=== Task directions ===
Select the lines below containing the word "Celeste".

=== Listed entries ===

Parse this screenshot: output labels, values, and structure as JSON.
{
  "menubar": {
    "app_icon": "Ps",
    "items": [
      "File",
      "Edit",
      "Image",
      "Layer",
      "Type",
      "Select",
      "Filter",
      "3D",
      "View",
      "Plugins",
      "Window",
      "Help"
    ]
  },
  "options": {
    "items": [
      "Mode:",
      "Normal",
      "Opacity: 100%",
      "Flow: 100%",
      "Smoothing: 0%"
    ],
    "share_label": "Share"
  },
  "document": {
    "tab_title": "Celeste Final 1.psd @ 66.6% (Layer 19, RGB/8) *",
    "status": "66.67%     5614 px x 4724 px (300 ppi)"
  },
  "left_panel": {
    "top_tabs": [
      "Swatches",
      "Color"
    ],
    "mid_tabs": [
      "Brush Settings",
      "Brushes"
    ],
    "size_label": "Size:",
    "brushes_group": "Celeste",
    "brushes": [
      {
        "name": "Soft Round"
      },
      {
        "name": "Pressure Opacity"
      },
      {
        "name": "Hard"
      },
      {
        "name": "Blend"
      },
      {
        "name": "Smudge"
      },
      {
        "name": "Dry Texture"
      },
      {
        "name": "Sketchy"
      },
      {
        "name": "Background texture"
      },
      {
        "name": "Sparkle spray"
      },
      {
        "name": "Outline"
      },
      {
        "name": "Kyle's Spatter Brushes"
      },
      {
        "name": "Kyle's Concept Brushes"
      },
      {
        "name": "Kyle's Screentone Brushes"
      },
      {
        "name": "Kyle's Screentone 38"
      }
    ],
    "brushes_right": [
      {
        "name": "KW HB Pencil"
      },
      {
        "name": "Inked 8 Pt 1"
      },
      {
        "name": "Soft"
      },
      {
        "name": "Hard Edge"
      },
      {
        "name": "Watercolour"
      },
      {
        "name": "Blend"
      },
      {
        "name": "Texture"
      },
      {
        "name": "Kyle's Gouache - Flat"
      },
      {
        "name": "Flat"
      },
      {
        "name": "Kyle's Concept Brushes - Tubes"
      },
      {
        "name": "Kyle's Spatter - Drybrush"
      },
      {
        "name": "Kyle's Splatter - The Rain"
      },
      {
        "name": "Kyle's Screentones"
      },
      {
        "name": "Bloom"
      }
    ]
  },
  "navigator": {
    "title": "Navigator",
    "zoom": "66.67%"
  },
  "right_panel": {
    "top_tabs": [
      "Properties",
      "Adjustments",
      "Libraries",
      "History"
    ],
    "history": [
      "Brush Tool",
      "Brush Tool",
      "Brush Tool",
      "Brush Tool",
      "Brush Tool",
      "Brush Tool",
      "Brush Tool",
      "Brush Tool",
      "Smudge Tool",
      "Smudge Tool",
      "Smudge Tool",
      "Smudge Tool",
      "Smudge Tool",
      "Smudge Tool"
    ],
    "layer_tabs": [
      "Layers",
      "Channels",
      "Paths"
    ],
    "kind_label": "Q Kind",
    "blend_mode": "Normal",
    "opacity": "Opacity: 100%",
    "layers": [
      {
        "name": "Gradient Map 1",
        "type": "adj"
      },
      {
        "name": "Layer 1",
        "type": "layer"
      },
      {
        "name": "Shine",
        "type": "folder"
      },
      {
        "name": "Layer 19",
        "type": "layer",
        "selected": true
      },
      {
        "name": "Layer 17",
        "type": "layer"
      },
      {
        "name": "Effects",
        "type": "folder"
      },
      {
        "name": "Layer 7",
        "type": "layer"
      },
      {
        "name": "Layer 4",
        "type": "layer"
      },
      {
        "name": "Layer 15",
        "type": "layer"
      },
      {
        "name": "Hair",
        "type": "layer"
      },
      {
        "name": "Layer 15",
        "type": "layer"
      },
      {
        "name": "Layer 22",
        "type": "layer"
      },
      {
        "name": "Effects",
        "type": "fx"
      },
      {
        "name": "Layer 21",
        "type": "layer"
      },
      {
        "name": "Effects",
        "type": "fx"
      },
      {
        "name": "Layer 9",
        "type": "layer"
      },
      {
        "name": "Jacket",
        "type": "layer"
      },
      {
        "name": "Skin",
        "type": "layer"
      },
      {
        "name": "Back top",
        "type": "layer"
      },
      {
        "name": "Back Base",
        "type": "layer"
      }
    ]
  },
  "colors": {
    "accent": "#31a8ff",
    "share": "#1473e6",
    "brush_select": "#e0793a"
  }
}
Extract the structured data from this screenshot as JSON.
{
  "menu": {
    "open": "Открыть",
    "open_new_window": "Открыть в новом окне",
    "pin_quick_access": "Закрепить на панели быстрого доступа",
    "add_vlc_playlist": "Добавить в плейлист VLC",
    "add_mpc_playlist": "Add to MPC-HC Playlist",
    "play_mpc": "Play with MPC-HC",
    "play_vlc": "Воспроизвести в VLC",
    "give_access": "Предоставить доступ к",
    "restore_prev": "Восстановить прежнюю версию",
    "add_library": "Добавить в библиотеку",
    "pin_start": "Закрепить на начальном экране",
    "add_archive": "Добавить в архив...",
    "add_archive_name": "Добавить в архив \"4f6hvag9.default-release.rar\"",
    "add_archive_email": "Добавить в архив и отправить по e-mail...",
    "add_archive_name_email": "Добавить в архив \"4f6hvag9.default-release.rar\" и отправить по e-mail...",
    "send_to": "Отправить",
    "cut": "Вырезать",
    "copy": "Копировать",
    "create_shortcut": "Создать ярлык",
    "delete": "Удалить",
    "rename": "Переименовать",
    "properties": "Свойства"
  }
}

=== Answer ===
    "tab_title": "Celeste Final 1.psd @ 66.6% (Layer 19, RGB/8) *",
    "brushes_group": "Celeste",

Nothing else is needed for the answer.